● **Document text**
- - -

Yesterday I’d hoped to finish our day’s ride by arriving at a campsite located within the Plitvice Lakes National Park, but in the fading light riding on the narrow, twisty and unmarked D42 was getting progressively harder and harder and with the rain still falling I pulled off about 20km short of the lakes so we could overnight in an apartment in Saborsko.
This morning we were awoken by the church bell ringing 7am, and Karen cooked pancakes whilst I fiddled with the bike. We geared up and took the last 20km of the D42 into the lakes, a twisty ride that passed a few small villages before entering the lush forest that surrounds the lake system.
At the carpark I followed a few other riders as they snuck past a barrier, and then we offloaded our helmets and jackets before having a cheeseburger for lunch at the entrance to the park. We had to change some euros to Croatian kuna before we could buy our entrance tickets (110 kuna each, so maybe AU$20) and as we lined up a couple with two ginormous black dogs queued behind us, and they were very friendly (the people, and especially the dogs 🙂 )
The park and its lake system is amazing. Karen snapped heaps of great photos and will upload some asap, and in the meantime you can either Google Plitvice Lakes or go to the official website at www.np-plitvicka-jezera.hr
I didn’t really know what to expect, as I had only skimmed Collette Coleman’s description of the lakes in her scenic ride suggestion “Slovenian Highlands and Croatian Coast”, but a breathtaking photo of the lakes in the book had caught my eye, and in real life the lakes were even more amazing to see.

- - -

● **Dataset section**
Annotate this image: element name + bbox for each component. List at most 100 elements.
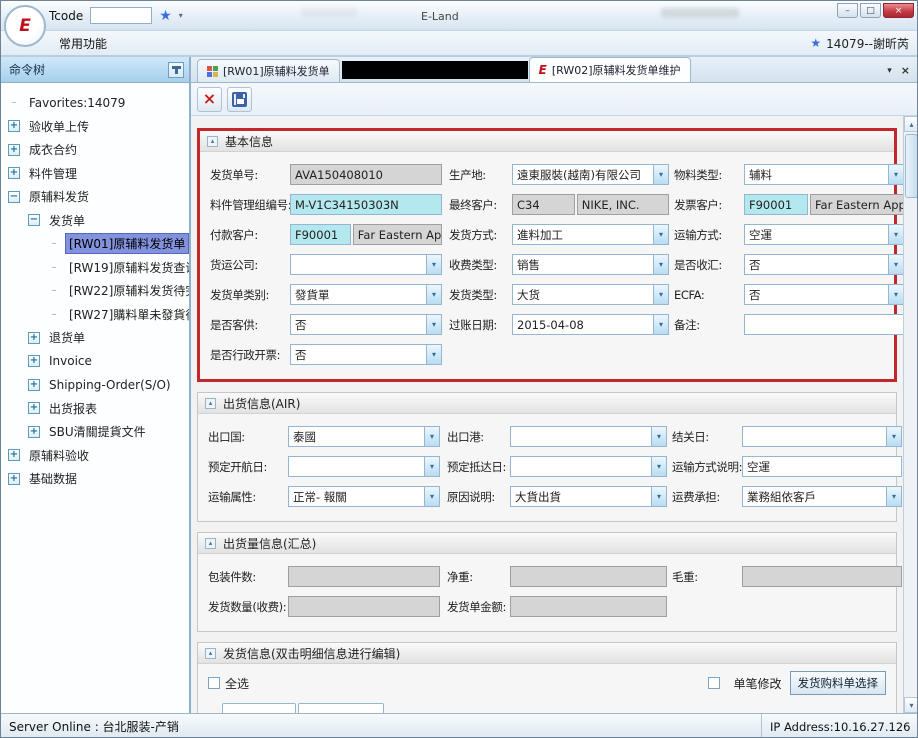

- - -

● **Challenges**
A - Repeat the travel post word for word between "Yesterday I’d hoped" and "the lake system.", inclusive.
B - According to the travel post, how much did each entrance ticket to the park cost in kuna?
C - Resume the travel post, picking up right after its last sentence.

● **Responses to the exercise**
A -
Yesterday I’d hoped to finish our day’s ride by arriving at a campsite located within the Plitvice Lakes National Park, but in the fading light riding on the narrow, twisty and unmarked D42 was getting progressively harder and harder and with the rain still falling I pulled off about 20km short of the lakes so we could overnight in an apartment in Saborsko.
This morning we were awoken by the church bell ringing 7am, and Karen cooked pancakes whilst I fiddled with the bike. We geared up and took the last 20km of the D42 into the lakes, a twisty ride that passed a few small villages before entering the lush forest that surrounds the lake system.

B - 110 kuna each.

C -
There are numerous walks around the lakes, and whilst we opted for the scenic 3-4 hour walk, I managed to take a wrong-turn which added a lot more trekking to our walk, but which allowed us to see some amazing waterfalls. The lakes are tiered and higher lakes cascade into the lower lakes via waterfalls. A network of wooden walkways and forest paths, supplemented via an electric ferry and a small bus system enables people to access the lakes.
The waters of the lakes was so crystal clear you could see right to the bottom – check out Karen’s photos. I’d read that the park has brown bears in it and there were numerous warnings, but we didn’t see any bears. We did however feel a bit like David Attenborough as we photographed some blue dragon flys flitting around some of the water plants at one of the higher lakes.
We finished our walk after about five hours and had a pleasant ride back to our apartmen, stopping to buy some honey from a young girl working a little stall out the front of her home and seeing a young red deer on the road in front of us, before it dashed into the long grass.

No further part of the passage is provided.